Entries taken from a collection

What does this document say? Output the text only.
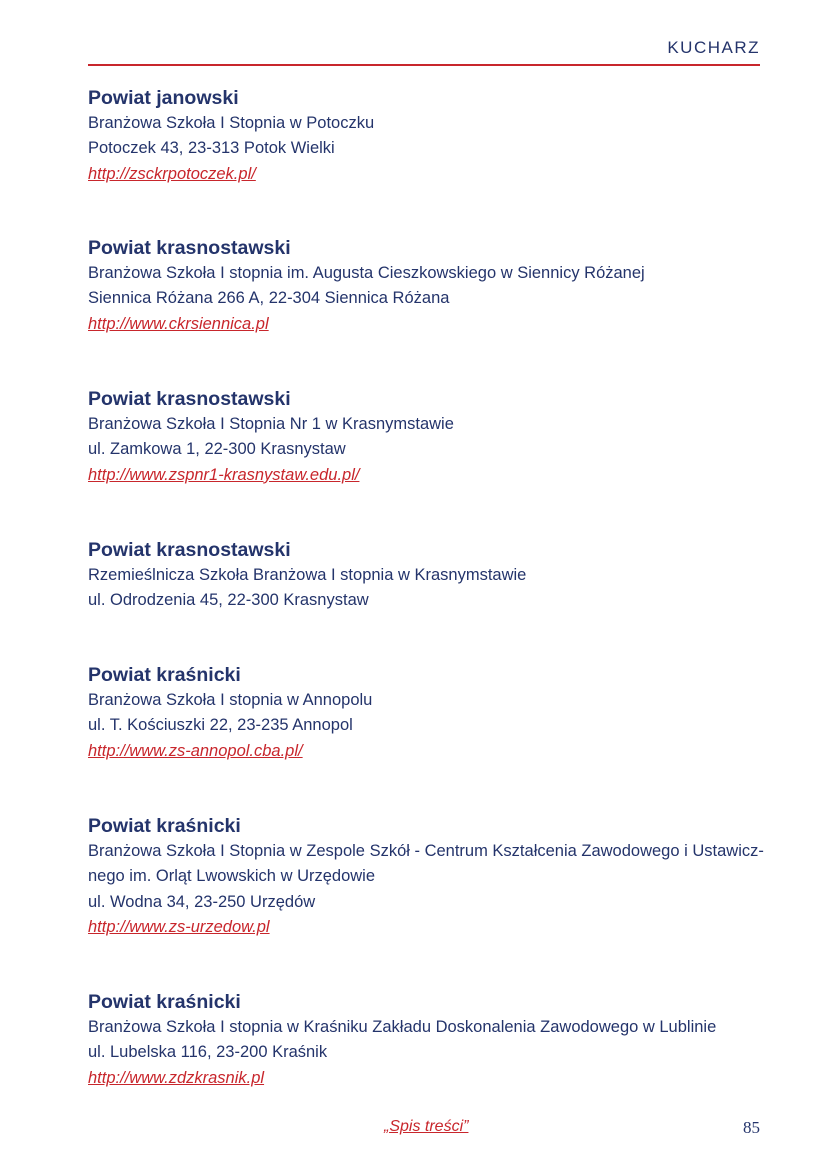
KUCHARZ
Powiat janowski
Branżowa Szkoła I Stopnia w Potoczku
Potoczek 43, 23-313 Potok Wielki
http://zsckrpotoczek.pl/
Powiat krasnostawski
Branżowa Szkoła I stopnia im. Augusta Cieszkowskiego w Siennicy Różanej
Siennica Różana 266 A, 22-304 Siennica Różana
http://www.ckrsiennica.pl
Powiat krasnostawski
Branżowa Szkoła I Stopnia Nr 1 w Krasnymstawie
ul. Zamkowa 1, 22-300 Krasnystaw
http://www.zspnr1-krasnystaw.edu.pl/
Powiat krasnostawski
Rzemieślnicza Szkoła Branżowa I stopnia w Krasnymstawie
ul. Odrodzenia 45, 22-300 Krasnystaw
Powiat kraśnicki
Branżowa Szkoła I stopnia w Annopolu
ul. T. Kościuszki 22, 23-235 Annopol
http://www.zs-annopol.cba.pl/
Powiat kraśnicki
Branżowa Szkoła I Stopnia w Zespole Szkół - Centrum Kształcenia Zawodowego i Ustawicz-
nego im. Orląt Lwowskich w Urzędowie
ul. Wodna 34, 23-250 Urzędów
http://www.zs-urzedow.pl
Powiat kraśnicki
Branżowa Szkoła I stopnia w Kraśniku Zakładu Doskonalenia Zawodowego w Lublinie
ul. Lubelska 116, 23-200 Kraśnik
http://www.zdzkrasnik.pl
„Spis treści”	85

#### Short exercise:
Locate the word "http" in the records and collect each line it appears in.

#### The completed task:
http://zsckrpotoczek.pl/
http://www.ckrsiennica.pl
http://www.zspnr1-krasnystaw.edu.pl/
http://www.zs-annopol.cba.pl/
http://www.zs-urzedow.pl
http://www.zdzkrasnik.pl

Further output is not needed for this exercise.